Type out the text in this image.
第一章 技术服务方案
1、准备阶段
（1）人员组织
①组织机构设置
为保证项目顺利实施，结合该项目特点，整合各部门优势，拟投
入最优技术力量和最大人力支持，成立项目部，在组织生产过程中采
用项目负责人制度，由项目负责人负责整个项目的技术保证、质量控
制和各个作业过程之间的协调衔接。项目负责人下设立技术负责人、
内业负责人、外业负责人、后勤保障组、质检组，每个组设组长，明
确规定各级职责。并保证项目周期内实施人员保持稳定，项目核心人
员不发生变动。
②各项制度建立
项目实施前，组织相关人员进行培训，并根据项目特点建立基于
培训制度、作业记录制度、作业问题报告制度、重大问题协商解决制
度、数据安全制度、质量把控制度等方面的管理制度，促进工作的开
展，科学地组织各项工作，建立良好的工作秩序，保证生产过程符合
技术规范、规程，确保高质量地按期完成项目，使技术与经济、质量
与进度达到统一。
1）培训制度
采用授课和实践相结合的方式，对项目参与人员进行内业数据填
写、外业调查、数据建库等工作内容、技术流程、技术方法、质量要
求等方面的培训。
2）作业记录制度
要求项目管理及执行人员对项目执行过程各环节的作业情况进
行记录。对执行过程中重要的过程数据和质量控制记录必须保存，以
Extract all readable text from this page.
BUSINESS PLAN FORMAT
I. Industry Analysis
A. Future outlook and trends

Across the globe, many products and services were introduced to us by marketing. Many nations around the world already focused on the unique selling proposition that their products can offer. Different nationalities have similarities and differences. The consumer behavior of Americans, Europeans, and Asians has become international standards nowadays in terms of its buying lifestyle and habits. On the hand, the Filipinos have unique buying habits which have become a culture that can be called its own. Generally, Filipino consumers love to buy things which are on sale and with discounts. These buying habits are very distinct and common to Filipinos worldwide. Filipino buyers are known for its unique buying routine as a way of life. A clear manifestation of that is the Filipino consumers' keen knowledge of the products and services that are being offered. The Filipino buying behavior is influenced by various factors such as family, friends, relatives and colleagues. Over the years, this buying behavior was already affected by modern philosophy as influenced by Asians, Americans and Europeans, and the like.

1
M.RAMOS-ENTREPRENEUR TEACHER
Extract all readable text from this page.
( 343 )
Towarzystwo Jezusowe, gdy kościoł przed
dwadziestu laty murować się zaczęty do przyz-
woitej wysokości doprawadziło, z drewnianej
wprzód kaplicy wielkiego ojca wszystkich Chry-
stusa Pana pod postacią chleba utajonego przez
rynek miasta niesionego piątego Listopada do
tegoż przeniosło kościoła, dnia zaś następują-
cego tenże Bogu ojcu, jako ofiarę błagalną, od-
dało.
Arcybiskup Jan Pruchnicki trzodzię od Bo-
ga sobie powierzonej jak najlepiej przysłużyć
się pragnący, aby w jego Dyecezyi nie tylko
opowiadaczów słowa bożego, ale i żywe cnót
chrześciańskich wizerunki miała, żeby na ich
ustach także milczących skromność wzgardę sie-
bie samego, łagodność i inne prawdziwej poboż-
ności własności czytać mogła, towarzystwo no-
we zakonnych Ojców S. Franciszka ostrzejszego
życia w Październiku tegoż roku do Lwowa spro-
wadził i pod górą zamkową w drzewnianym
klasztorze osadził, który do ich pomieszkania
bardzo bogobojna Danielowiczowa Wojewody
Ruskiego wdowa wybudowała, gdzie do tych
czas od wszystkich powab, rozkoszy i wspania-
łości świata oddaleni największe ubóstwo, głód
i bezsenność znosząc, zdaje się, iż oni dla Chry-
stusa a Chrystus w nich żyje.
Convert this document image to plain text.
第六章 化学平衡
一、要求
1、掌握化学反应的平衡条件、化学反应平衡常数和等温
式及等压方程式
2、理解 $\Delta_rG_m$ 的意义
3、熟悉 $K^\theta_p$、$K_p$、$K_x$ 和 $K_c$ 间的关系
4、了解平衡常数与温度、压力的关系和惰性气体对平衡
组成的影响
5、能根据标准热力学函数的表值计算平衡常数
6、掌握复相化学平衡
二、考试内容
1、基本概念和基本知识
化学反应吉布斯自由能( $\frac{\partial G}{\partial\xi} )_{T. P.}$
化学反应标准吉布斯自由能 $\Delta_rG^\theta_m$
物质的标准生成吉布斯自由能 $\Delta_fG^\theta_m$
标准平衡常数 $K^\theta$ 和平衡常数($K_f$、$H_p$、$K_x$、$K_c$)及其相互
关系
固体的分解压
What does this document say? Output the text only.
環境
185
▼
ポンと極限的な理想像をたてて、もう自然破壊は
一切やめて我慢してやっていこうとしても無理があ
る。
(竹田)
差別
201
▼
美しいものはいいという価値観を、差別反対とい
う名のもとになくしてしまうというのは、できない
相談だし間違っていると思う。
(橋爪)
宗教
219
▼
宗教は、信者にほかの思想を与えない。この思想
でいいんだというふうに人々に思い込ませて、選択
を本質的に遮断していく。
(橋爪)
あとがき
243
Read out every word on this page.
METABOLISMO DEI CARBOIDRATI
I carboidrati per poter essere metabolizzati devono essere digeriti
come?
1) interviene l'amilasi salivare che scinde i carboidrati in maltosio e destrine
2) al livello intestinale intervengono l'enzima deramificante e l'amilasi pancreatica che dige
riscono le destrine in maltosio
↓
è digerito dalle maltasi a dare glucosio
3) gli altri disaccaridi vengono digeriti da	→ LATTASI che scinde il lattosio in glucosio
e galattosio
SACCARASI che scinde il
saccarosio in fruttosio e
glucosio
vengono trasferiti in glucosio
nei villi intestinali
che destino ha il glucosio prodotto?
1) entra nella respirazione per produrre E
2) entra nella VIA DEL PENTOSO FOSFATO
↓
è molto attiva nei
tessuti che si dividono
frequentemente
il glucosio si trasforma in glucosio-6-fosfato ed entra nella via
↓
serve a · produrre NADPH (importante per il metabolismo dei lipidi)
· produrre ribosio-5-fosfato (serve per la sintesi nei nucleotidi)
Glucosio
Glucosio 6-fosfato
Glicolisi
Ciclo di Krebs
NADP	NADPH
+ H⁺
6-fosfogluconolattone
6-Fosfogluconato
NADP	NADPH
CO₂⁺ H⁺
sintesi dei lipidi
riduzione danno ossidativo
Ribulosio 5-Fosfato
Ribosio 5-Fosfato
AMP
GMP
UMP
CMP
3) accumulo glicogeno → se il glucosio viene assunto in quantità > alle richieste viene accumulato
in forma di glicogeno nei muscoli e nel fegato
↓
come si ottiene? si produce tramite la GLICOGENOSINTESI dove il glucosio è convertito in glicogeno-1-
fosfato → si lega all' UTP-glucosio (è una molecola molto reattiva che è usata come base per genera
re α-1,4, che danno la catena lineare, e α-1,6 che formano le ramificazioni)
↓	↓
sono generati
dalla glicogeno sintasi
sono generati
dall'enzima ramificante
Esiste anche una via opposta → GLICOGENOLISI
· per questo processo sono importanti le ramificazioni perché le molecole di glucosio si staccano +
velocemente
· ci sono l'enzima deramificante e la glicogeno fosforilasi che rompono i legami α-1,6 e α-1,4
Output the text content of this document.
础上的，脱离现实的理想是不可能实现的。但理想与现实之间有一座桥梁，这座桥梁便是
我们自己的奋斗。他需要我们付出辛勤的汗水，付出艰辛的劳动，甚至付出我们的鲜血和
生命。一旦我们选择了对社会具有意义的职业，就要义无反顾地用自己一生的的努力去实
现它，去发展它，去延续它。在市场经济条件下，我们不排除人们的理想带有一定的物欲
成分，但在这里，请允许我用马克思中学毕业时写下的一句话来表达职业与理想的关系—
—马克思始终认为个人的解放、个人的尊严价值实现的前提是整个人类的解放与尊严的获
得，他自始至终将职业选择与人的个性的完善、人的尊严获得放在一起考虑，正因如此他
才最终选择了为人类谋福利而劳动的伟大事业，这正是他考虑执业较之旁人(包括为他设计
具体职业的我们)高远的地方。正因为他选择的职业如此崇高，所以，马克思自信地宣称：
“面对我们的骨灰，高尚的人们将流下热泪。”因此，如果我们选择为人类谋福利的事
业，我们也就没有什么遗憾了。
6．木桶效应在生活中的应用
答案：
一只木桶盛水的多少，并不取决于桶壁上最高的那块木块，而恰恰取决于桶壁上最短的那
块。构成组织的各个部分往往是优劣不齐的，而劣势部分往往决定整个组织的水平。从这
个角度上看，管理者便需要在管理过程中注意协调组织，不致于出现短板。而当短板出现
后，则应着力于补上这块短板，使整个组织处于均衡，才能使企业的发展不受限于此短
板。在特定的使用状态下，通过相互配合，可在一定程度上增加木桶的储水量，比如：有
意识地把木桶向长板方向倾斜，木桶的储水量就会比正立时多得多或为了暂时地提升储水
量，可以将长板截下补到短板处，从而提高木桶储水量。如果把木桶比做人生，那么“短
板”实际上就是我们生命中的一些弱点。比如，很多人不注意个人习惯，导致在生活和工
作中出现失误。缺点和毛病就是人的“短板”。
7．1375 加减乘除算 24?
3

################

Read the lines above. Gather those in which the string "digeriti" is found.

Solution for this exercise ->
I carboidrati per poter essere metabolizzati devono essere digeriti
3) gli altri disaccaridi vengono digeriti da	→ LATTASI che scinde il lattosio in glucosio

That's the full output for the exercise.